TASK REQUIREMENTS
Would you write out the entries below, every one of them, exactly?

-------------------------

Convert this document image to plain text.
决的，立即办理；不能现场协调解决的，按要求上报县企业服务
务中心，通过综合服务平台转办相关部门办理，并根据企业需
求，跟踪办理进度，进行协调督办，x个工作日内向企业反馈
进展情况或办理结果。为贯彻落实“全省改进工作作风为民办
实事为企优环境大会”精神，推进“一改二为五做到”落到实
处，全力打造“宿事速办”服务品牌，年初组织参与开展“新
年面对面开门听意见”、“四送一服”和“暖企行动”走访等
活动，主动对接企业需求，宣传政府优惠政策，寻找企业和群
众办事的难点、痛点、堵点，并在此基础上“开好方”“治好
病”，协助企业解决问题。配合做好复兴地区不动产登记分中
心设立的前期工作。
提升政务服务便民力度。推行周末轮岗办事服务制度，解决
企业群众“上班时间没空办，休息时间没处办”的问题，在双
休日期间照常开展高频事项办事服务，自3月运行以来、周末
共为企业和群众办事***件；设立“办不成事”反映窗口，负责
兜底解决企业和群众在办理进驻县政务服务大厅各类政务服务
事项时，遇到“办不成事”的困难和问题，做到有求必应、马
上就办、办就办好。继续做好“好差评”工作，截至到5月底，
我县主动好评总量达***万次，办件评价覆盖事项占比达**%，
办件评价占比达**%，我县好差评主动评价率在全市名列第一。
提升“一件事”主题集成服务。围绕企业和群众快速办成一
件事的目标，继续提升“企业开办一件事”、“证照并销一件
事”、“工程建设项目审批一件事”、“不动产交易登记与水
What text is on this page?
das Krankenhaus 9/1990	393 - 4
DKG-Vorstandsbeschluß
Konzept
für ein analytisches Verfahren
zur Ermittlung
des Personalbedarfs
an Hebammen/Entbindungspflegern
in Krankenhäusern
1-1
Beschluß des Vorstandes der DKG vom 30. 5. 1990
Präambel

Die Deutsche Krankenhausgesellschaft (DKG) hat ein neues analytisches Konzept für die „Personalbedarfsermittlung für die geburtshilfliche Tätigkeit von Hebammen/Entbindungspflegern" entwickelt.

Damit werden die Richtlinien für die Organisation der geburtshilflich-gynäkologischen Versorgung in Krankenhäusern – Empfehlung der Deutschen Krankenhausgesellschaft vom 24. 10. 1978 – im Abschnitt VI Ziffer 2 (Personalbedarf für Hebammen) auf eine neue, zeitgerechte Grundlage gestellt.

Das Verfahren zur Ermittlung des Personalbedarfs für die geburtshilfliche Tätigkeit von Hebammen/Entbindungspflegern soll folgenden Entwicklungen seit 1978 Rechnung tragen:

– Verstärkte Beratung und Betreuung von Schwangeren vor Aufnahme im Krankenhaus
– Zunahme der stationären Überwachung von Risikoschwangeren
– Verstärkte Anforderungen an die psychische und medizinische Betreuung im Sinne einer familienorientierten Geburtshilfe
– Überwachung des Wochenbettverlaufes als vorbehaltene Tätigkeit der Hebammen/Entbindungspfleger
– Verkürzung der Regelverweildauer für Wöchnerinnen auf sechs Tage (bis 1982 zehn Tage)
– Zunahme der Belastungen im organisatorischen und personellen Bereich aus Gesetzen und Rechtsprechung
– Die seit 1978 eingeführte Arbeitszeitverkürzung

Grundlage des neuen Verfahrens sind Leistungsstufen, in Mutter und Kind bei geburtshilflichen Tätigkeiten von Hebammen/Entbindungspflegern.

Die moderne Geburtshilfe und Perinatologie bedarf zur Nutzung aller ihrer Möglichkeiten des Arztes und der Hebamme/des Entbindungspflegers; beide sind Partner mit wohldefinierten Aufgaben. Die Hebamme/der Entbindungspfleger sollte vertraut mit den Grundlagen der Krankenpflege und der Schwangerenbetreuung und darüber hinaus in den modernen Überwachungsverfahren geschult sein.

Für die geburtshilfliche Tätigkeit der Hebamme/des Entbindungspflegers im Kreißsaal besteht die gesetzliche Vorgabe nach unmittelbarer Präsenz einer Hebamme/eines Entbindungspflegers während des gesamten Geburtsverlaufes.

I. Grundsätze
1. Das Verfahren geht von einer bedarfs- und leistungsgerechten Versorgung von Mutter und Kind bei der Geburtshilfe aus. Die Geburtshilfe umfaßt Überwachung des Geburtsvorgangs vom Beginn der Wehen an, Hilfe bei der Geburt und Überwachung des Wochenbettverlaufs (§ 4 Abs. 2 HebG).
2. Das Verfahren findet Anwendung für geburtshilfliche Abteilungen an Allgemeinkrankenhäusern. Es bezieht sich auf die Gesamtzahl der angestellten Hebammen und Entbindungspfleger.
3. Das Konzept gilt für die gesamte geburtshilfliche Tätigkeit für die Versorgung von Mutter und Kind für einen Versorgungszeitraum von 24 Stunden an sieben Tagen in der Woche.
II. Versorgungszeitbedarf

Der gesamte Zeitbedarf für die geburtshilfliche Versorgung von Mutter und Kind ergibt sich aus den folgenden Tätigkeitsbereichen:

-------------------------

COMPLETE OUTPUT
Convert this document image to plain text.
决的，立即办理；不能现场协调解决的，按要求上报县企业服务
务中心，通过综合服务平台转办相关部门办理，并根据企业需
求，跟踪办理进度，进行协调督办，x个工作日内向企业反馈
进展情况或办理结果。为贯彻落实“全省改进工作作风为民办
实事为企优环境大会”精神，推进“一改二为五做到”落到实
处，全力打造“宿事速办”服务品牌，年初组织参与开展“新
年面对面开门听意见”、“四送一服”和“暖企行动”走访等
活动，主动对接企业需求，宣传政府优惠政策，寻找企业和群
众办事的难点、痛点、堵点，并在此基础上“开好方”“治好
病”，协助企业解决问题。配合做好复兴地区不动产登记分中
心设立的前期工作。
提升政务服务便民力度。推行周末轮岗办事服务制度，解决
企业群众“上班时间没空办，休息时间没处办”的问题，在双
休日期间照常开展高频事项办事服务，自3月运行以来、周末
共为企业和群众办事***件；设立“办不成事”反映窗口，负责
兜底解决企业和群众在办理进驻县政务服务大厅各类政务服务
事项时，遇到“办不成事”的困难和问题，做到有求必应、马
上就办、办就办好。继续做好“好差评”工作，截至到5月底，
我县主动好评总量达***万次，办件评价覆盖事项占比达**%，
办件评价占比达**%，我县好差评主动评价率在全市名列第一。
提升“一件事”主题集成服务。围绕企业和群众快速办成一
件事的目标，继续提升“企业开办一件事”、“证照并销一件
事”、“工程建设项目审批一件事”、“不动产交易登记与水
What text is on this page?
das Krankenhaus 9/1990	393 - 4
DKG-Vorstandsbeschluß
Konzept
für ein analytisches Verfahren
zur Ermittlung
des Personalbedarfs
an Hebammen/Entbindungspflegern
in Krankenhäusern
1-1
Beschluß des Vorstandes der DKG vom 30. 5. 1990
Präambel

Die Deutsche Krankenhausgesellschaft (DKG) hat ein neues analytisches Konzept für die „Personalbedarfsermittlung für die geburtshilfliche Tätigkeit von Hebammen/Entbindungspflegern" entwickelt.

Damit werden die Richtlinien für die Organisation der geburtshilflich-gynäkologischen Versorgung in Krankenhäusern – Empfehlung der Deutschen Krankenhausgesellschaft vom 24. 10. 1978 – im Abschnitt VI Ziffer 2 (Personalbedarf für Hebammen) auf eine neue, zeitgerechte Grundlage gestellt.

Das Verfahren zur Ermittlung des Personalbedarfs für die geburtshilfliche Tätigkeit von Hebammen/Entbindungspflegern soll folgenden Entwicklungen seit 1978 Rechnung tragen:

– Verstärkte Beratung und Betreuung von Schwangeren vor Aufnahme im Krankenhaus
– Zunahme der stationären Überwachung von Risikoschwangeren
– Verstärkte Anforderungen an die psychische und medizinische Betreuung im Sinne einer familienorientierten Geburtshilfe
– Überwachung des Wochenbettverlaufes als vorbehaltene Tätigkeit der Hebammen/Entbindungspfleger
– Verkürzung der Regelverweildauer für Wöchnerinnen auf sechs Tage (bis 1982 zehn Tage)
– Zunahme der Belastungen im organisatorischen und personellen Bereich aus Gesetzen und Rechtsprechung
– Die seit 1978 eingeführte Arbeitszeitverkürzung

Grundlage des neuen Verfahrens sind Leistungsstufen, in Mutter und Kind bei geburtshilflichen Tätigkeiten von Hebammen/Entbindungspflegern.

Die moderne Geburtshilfe und Perinatologie bedarf zur Nutzung aller ihrer Möglichkeiten des Arztes und der Hebamme/des Entbindungspflegers; beide sind Partner mit wohldefinierten Aufgaben. Die Hebamme/der Entbindungspfleger sollte vertraut mit den Grundlagen der Krankenpflege und der Schwangerenbetreuung und darüber hinaus in den modernen Überwachungsverfahren geschult sein.

Für die geburtshilfliche Tätigkeit der Hebamme/des Entbindungspflegers im Kreißsaal besteht die gesetzliche Vorgabe nach unmittelbarer Präsenz einer Hebamme/eines Entbindungspflegers während des gesamten Geburtsverlaufes.

I. Grundsätze
1. Das Verfahren geht von einer bedarfs- und leistungsgerechten Versorgung von Mutter und Kind bei der Geburtshilfe aus. Die Geburtshilfe umfaßt Überwachung des Geburtsvorgangs vom Beginn der Wehen an, Hilfe bei der Geburt und Überwachung des Wochenbettverlaufs (§ 4 Abs. 2 HebG).
2. Das Verfahren findet Anwendung für geburtshilfliche Abteilungen an Allgemeinkrankenhäusern. Es bezieht sich auf die Gesamtzahl der angestellten Hebammen und Entbindungspfleger.
3. Das Konzept gilt für die gesamte geburtshilfliche Tätigkeit für die Versorgung von Mutter und Kind für einen Versorgungszeitraum von 24 Stunden an sieben Tagen in der Woche.
II. Versorgungszeitbedarf

Der gesamte Zeitbedarf für die geburtshilfliche Versorgung von Mutter und Kind ergibt sich aus den folgenden Tätigkeitsbereichen:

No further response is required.